**** Entries shown

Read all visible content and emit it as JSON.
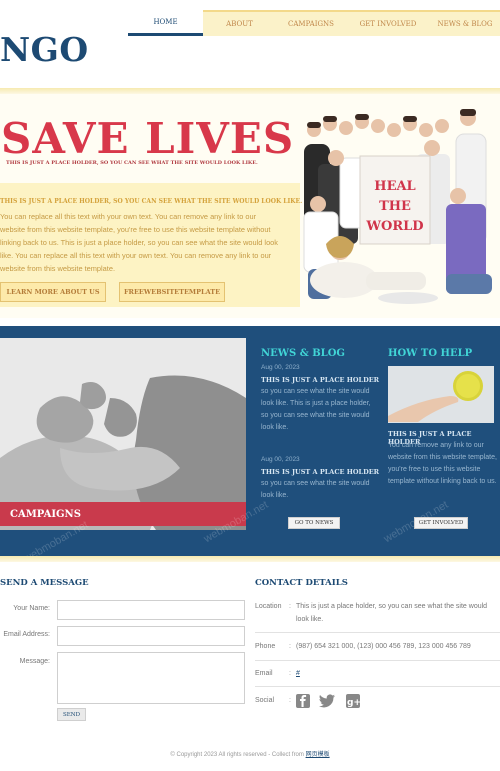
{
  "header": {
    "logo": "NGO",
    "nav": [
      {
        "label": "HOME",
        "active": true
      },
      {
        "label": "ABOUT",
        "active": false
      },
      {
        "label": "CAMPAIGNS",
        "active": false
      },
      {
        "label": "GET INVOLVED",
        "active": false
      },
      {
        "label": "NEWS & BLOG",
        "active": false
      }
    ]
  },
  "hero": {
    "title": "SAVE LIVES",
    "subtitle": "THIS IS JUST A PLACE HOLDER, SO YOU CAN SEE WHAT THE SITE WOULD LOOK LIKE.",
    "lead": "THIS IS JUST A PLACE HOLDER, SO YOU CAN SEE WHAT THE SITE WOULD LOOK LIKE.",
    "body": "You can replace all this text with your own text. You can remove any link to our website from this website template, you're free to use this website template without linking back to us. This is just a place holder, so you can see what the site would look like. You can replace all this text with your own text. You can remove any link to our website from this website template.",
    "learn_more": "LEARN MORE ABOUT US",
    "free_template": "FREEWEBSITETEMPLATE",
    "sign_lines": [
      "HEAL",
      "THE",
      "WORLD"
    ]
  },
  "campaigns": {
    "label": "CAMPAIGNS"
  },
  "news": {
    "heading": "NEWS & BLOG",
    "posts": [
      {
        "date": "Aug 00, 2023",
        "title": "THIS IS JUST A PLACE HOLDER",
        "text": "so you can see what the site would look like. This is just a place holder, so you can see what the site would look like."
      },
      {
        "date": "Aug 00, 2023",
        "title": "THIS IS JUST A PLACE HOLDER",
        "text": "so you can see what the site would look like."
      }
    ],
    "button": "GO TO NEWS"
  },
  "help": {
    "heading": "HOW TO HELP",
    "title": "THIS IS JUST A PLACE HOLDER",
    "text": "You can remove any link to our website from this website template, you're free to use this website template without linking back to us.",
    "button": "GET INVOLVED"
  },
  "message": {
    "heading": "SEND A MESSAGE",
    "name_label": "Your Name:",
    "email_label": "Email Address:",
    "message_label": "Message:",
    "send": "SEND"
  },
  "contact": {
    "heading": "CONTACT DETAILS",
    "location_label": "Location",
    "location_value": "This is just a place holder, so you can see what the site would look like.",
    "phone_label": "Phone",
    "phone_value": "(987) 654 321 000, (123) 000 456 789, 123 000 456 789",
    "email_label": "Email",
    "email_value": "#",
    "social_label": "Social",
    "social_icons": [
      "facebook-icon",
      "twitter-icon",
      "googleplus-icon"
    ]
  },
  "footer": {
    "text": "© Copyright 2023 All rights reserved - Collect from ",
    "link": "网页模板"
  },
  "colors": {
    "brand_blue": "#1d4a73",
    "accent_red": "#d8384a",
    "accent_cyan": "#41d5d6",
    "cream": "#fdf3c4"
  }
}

********

▸ **What the exercise asks**
Restate each entry word for word, please, but drop any images it holds.

▸ **Result of the exercise**
Read all visible content and emit it as JSON.
{
  "header": {
    "logo": "NGO",
    "nav": [
      {
        "label": "HOME",
        "active": true
      },
      {
        "label": "ABOUT",
        "active": false
      },
      {
        "label": "CAMPAIGNS",
        "active": false
      },
      {
        "label": "GET INVOLVED",
        "active": false
      },
      {
        "label": "NEWS & BLOG",
        "active": false
      }
    ]
  },
  "hero": {
    "title": "SAVE LIVES",
    "subtitle": "THIS IS JUST A PLACE HOLDER, SO YOU CAN SEE WHAT THE SITE WOULD LOOK LIKE.",
    "lead": "THIS IS JUST A PLACE HOLDER, SO YOU CAN SEE WHAT THE SITE WOULD LOOK LIKE.",
    "body": "You can replace all this text with your own text. You can remove any link to our website from this website template, you're free to use this website template without linking back to us. This is just a place holder, so you can see what the site would look like. You can replace all this text with your own text. You can remove any link to our website from this website template.",
    "learn_more": "LEARN MORE ABOUT US",
    "free_template": "FREEWEBSITETEMPLATE",
    "sign_lines": [
      "HEAL",
      "THE",
      "WORLD"
    ]
  },
  "campaigns": {
    "label": "CAMPAIGNS"
  },
  "news": {
    "heading": "NEWS & BLOG",
    "posts": [
      {
        "date": "Aug 00, 2023",
        "title": "THIS IS JUST A PLACE HOLDER",
        "text": "so you can see what the site would look like. This is just a place holder, so you can see what the site would look like."
      },
      {
        "date": "Aug 00, 2023",
        "title": "THIS IS JUST A PLACE HOLDER",
        "text": "so you can see what the site would look like."
      }
    ],
    "button": "GO TO NEWS"
  },
  "help": {
    "heading": "HOW TO HELP",
    "title": "THIS IS JUST A PLACE HOLDER",
    "text": "You can remove any link to our website from this website template, you're free to use this website template without linking back to us.",
    "button": "GET INVOLVED"
  },
  "message": {
    "heading": "SEND A MESSAGE",
    "name_label": "Your Name:",
    "email_label": "Email Address:",
    "message_label": "Message:",
    "send": "SEND"
  },
  "contact": {
    "heading": "CONTACT DETAILS",
    "location_label": "Location",
    "location_value": "This is just a place holder, so you can see what the site would look like.",
    "phone_label": "Phone",
    "phone_value": "(987) 654 321 000, (123) 000 456 789, 123 000 456 789",
    "email_label": "Email",
    "email_value": "#",
    "social_label": "Social",
    "social_icons": [
      "facebook-icon",
      "twitter-icon",
      "googleplus-icon"
    ]
  },
  "footer": {
    "text": "© Copyright 2023 All rights reserved - Collect from ",
    "link": "网页模板"
  },
  "colors": {
    "brand_blue": "#1d4a73",
    "accent_red": "#d8384a",
    "accent_cyan": "#41d5d6",
    "cream": "#fdf3c4"
  }
}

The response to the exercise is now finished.